THE PROBLEM ▸
Find and copy each line of the records where the string "screenshot" shows up.

ITEMS ▸
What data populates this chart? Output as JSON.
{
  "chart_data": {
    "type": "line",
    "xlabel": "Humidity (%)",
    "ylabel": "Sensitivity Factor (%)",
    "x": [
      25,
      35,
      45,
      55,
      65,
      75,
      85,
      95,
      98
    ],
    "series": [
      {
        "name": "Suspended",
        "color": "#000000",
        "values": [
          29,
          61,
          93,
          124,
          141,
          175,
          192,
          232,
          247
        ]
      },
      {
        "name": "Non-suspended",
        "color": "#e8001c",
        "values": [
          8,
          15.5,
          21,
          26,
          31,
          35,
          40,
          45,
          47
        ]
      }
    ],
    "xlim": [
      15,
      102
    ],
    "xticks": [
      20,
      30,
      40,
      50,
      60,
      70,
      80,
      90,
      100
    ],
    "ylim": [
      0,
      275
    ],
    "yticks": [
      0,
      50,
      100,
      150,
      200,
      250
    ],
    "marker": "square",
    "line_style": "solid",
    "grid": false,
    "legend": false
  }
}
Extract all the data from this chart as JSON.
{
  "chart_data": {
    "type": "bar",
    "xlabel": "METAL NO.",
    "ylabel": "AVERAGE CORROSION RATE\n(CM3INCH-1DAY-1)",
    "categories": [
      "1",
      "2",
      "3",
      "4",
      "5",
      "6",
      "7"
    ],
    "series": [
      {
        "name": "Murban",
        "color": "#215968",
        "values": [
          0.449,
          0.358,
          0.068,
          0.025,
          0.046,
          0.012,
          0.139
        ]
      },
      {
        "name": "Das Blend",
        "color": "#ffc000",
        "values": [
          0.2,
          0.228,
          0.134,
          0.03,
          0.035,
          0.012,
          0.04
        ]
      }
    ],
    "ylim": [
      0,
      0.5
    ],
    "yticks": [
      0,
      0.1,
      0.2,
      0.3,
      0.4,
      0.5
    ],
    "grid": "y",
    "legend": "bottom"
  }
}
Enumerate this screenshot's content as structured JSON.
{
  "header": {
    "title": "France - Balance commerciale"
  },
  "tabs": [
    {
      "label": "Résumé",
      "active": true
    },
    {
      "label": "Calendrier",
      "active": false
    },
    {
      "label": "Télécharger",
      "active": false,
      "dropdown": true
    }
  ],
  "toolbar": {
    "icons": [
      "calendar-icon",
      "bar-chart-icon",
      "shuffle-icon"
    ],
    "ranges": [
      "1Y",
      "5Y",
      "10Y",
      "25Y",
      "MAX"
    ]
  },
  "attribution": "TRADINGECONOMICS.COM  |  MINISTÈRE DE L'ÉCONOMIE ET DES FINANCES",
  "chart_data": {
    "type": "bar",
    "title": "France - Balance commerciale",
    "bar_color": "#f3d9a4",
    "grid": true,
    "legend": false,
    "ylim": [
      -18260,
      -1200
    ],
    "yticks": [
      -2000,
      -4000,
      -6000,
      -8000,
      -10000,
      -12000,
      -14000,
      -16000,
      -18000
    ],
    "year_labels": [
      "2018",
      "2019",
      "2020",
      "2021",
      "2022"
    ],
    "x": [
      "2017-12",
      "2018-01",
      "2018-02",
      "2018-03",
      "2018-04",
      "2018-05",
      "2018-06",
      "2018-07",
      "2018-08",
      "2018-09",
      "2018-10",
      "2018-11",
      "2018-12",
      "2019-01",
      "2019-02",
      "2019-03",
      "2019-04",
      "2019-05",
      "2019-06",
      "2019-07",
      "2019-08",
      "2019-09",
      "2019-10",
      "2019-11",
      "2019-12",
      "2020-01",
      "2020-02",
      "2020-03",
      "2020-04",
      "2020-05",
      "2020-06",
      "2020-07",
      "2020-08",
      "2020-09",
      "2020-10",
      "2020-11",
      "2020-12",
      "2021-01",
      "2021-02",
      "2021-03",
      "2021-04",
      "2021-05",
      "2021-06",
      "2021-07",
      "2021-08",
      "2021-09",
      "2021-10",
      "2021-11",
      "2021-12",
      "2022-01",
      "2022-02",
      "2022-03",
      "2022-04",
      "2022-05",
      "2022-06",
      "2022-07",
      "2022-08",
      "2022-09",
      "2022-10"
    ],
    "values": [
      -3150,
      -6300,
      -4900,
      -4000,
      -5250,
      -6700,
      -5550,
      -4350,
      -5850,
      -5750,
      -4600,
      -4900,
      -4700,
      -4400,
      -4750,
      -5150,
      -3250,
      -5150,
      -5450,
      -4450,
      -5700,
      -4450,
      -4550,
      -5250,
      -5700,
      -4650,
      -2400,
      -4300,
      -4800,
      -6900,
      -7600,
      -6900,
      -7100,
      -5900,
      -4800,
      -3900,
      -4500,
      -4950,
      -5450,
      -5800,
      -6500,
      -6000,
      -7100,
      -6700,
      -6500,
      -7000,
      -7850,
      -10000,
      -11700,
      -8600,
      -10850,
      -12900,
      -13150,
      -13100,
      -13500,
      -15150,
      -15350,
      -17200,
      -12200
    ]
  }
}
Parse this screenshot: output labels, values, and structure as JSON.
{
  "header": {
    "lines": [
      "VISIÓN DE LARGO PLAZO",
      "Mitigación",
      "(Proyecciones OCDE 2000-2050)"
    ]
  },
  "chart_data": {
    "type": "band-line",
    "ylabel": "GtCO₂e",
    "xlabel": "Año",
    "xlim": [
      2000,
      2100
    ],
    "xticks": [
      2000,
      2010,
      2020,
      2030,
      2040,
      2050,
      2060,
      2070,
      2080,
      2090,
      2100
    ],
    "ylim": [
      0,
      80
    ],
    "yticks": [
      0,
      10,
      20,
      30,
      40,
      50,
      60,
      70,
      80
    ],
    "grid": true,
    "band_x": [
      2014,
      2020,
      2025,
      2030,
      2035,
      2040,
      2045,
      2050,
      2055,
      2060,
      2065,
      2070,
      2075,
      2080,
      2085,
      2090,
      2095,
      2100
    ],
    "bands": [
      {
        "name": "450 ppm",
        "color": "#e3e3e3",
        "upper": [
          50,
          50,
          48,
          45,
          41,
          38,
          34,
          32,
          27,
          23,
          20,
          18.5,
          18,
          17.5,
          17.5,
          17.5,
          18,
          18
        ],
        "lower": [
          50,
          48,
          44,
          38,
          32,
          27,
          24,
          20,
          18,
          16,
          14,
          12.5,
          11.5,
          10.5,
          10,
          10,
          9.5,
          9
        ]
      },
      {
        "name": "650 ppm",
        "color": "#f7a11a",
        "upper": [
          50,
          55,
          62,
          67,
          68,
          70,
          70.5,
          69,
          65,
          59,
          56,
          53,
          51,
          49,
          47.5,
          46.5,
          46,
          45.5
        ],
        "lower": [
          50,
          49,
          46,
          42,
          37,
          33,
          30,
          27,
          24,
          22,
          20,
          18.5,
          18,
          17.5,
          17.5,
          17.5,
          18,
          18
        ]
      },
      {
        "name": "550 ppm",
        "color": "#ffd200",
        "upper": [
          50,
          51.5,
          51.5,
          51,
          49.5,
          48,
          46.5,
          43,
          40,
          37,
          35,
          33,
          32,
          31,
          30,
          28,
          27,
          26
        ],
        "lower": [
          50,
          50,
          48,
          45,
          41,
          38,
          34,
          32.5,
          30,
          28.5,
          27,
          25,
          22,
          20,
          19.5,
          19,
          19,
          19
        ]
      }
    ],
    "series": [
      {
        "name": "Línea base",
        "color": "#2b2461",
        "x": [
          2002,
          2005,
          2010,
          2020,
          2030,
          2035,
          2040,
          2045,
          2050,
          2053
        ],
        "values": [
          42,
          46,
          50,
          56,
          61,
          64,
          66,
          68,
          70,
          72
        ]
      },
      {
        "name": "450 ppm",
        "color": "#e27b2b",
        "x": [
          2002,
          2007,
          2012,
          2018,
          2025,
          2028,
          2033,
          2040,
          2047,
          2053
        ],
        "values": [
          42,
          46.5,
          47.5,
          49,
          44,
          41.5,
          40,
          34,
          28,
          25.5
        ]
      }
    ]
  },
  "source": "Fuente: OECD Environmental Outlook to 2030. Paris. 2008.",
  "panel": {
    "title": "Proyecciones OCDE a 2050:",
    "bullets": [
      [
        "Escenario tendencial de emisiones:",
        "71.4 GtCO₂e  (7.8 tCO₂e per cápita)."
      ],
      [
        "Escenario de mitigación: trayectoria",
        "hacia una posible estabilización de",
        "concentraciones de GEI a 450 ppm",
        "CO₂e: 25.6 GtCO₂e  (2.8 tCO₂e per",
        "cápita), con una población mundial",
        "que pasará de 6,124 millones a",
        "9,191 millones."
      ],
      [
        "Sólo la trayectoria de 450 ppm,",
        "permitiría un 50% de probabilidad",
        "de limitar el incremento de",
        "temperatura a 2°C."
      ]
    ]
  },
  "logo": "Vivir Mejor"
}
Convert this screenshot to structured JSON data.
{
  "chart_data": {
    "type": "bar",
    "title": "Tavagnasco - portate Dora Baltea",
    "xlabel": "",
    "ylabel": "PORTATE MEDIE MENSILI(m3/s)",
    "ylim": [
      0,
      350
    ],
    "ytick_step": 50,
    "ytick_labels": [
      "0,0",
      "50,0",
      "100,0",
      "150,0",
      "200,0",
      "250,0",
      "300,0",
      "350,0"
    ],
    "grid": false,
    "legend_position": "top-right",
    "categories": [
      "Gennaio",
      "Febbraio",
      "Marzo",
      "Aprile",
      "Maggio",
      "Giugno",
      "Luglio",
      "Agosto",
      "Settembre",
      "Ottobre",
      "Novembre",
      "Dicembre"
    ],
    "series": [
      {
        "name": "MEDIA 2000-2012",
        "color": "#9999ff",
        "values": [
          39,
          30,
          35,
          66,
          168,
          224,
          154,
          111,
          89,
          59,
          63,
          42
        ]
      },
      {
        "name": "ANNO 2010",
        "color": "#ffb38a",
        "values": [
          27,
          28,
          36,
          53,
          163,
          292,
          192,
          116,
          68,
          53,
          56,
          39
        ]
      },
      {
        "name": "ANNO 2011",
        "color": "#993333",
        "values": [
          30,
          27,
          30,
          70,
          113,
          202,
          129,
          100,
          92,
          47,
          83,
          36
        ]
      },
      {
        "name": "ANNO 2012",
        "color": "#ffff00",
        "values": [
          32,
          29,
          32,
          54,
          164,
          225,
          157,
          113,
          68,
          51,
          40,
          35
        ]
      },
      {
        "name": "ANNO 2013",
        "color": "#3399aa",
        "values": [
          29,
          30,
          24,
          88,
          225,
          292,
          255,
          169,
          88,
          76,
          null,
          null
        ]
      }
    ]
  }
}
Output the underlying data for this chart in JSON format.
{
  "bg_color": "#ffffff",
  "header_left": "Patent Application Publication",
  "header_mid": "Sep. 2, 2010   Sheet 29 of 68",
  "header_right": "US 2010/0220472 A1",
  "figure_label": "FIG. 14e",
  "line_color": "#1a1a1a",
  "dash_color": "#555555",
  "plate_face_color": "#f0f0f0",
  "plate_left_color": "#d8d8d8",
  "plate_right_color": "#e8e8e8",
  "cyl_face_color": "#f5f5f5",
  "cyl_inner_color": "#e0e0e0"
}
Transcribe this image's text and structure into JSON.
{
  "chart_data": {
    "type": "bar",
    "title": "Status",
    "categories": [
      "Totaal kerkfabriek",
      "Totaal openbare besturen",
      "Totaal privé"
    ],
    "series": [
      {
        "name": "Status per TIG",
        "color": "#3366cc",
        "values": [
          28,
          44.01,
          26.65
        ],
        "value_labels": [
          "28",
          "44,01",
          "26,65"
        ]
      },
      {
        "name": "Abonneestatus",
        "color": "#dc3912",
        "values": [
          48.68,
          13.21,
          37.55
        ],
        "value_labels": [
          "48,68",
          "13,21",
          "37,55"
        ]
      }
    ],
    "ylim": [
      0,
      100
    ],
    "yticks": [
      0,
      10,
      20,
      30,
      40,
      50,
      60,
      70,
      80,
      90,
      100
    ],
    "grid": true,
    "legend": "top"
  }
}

THE COMPLETED TASK ▸
Enumerate this screenshot's content as structured JSON.
Parse this screenshot: output labels, values, and structure as JSON.
Convert this screenshot to structured JSON data.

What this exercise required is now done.